TASK PROMPT: Print the entries below in their entirety, exactly as they are written.

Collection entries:
━━━━━━━━━━━━━━━━

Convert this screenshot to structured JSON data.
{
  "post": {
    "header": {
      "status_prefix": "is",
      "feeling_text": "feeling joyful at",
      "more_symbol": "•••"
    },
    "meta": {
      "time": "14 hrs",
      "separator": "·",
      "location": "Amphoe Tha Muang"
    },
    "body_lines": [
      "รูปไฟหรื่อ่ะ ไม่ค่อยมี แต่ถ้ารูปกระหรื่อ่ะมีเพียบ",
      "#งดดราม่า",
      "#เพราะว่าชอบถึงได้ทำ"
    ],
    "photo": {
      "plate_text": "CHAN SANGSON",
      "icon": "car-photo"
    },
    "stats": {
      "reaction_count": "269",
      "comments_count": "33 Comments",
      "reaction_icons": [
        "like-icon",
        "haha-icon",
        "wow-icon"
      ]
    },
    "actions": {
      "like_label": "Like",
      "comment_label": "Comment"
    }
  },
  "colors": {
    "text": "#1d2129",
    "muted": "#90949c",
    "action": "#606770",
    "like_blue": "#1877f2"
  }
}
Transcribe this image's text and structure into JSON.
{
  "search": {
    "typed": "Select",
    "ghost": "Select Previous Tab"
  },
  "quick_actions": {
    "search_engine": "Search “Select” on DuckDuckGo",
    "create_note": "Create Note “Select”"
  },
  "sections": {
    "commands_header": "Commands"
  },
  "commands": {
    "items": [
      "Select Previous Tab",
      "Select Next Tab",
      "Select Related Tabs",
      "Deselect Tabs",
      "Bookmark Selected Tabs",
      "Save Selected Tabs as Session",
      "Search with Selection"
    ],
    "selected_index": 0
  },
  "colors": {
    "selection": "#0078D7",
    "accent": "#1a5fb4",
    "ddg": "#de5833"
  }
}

━━━━━━━━━━━━━━━━

WRITTEN ANSWER:
Convert this screenshot to structured JSON data.
{
  "post": {
    "header": {
      "status_prefix": "is",
      "feeling_text": "feeling joyful at",
      "more_symbol": "•••"
    },
    "meta": {
      "time": "14 hrs",
      "separator": "·",
      "location": "Amphoe Tha Muang"
    },
    "body_lines": [
      "รูปไฟหรื่อ่ะ ไม่ค่อยมี แต่ถ้ารูปกระหรื่อ่ะมีเพียบ",
      "#งดดราม่า",
      "#เพราะว่าชอบถึงได้ทำ"
    ],
    "photo": {
      "plate_text": "CHAN SANGSON",
      "icon": "car-photo"
    },
    "stats": {
      "reaction_count": "269",
      "comments_count": "33 Comments",
      "reaction_icons": [
        "like-icon",
        "haha-icon",
        "wow-icon"
      ]
    },
    "actions": {
      "like_label": "Like",
      "comment_label": "Comment"
    }
  },
  "colors": {
    "text": "#1d2129",
    "muted": "#90949c",
    "action": "#606770",
    "like_blue": "#1877f2"
  }
}
Transcribe this image's text and structure into JSON.
{
  "search": {
    "typed": "Select",
    "ghost": "Select Previous Tab"
  },
  "quick_actions": {
    "search_engine": "Search “Select” on DuckDuckGo",
    "create_note": "Create Note “Select”"
  },
  "sections": {
    "commands_header": "Commands"
  },
  "commands": {
    "items": [
      "Select Previous Tab",
      "Select Next Tab",
      "Select Related Tabs",
      "Deselect Tabs",
      "Bookmark Selected Tabs",
      "Save Selected Tabs as Session",
      "Search with Selection"
    ],
    "selected_index": 0
  },
  "colors": {
    "selection": "#0078D7",
    "accent": "#1a5fb4",
    "ddg": "#de5833"
  }
}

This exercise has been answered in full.